## Instructions to follow
Please repeat all of the lines that follow, exactly as written.

## Items
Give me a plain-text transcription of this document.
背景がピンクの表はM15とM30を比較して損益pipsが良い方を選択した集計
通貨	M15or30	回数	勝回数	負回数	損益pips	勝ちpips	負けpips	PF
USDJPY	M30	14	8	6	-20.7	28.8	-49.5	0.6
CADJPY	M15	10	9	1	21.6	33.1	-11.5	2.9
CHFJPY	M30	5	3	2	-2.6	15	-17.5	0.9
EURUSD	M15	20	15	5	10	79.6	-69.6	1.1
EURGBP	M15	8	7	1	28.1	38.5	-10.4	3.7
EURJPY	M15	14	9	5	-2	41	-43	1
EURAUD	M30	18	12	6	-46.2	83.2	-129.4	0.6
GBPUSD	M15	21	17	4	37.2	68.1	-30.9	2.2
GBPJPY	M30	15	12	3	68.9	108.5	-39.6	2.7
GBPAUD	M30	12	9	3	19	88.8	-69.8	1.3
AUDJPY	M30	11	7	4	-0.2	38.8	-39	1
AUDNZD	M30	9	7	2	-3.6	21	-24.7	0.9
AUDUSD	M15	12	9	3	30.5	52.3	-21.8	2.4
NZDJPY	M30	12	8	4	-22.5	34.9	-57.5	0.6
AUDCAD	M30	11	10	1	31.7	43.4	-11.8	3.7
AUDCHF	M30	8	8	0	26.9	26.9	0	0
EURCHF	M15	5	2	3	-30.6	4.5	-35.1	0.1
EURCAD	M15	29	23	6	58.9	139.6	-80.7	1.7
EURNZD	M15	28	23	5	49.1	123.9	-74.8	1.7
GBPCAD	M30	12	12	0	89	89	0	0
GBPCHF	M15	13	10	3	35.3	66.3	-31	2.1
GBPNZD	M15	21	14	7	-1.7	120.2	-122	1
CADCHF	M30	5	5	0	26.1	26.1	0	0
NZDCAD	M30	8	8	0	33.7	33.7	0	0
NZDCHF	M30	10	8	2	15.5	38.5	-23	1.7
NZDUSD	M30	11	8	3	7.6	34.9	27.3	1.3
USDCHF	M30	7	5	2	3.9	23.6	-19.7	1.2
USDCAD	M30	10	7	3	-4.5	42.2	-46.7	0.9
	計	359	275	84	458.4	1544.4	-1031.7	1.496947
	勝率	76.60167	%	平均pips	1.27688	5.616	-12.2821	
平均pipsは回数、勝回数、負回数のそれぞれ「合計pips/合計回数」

## Answer
Give me a plain-text transcription of this document.
背景がピンクの表はM15とM30を比較して損益pipsが良い方を選択した集計
通貨	M15or30	回数	勝回数	負回数	損益pips	勝ちpips	負けpips	PF
USDJPY	M30	14	8	6	-20.7	28.8	-49.5	0.6
CADJPY	M15	10	9	1	21.6	33.1	-11.5	2.9
CHFJPY	M30	5	3	2	-2.6	15	-17.5	0.9
EURUSD	M15	20	15	5	10	79.6	-69.6	1.1
EURGBP	M15	8	7	1	28.1	38.5	-10.4	3.7
EURJPY	M15	14	9	5	-2	41	-43	1
EURAUD	M30	18	12	6	-46.2	83.2	-129.4	0.6
GBPUSD	M15	21	17	4	37.2	68.1	-30.9	2.2
GBPJPY	M30	15	12	3	68.9	108.5	-39.6	2.7
GBPAUD	M30	12	9	3	19	88.8	-69.8	1.3
AUDJPY	M30	11	7	4	-0.2	38.8	-39	1
AUDNZD	M30	9	7	2	-3.6	21	-24.7	0.9
AUDUSD	M15	12	9	3	30.5	52.3	-21.8	2.4
NZDJPY	M30	12	8	4	-22.5	34.9	-57.5	0.6
AUDCAD	M30	11	10	1	31.7	43.4	-11.8	3.7
AUDCHF	M30	8	8	0	26.9	26.9	0	0
EURCHF	M15	5	2	3	-30.6	4.5	-35.1	0.1
EURCAD	M15	29	23	6	58.9	139.6	-80.7	1.7
EURNZD	M15	28	23	5	49.1	123.9	-74.8	1.7
GBPCAD	M30	12	12	0	89	89	0	0
GBPCHF	M15	13	10	3	35.3	66.3	-31	2.1
GBPNZD	M15	21	14	7	-1.7	120.2	-122	1
CADCHF	M30	5	5	0	26.1	26.1	0	0
NZDCAD	M30	8	8	0	33.7	33.7	0	0
NZDCHF	M30	10	8	2	15.5	38.5	-23	1.7
NZDUSD	M30	11	8	3	7.6	34.9	27.3	1.3
USDCHF	M30	7	5	2	3.9	23.6	-19.7	1.2
USDCAD	M30	10	7	3	-4.5	42.2	-46.7	0.9
	計	359	275	84	458.4	1544.4	-1031.7	1.496947
	勝率	76.60167	%	平均pips	1.27688	5.616	-12.2821	
平均pipsは回数、勝回数、負回数のそれぞれ「合計pips/合計回数」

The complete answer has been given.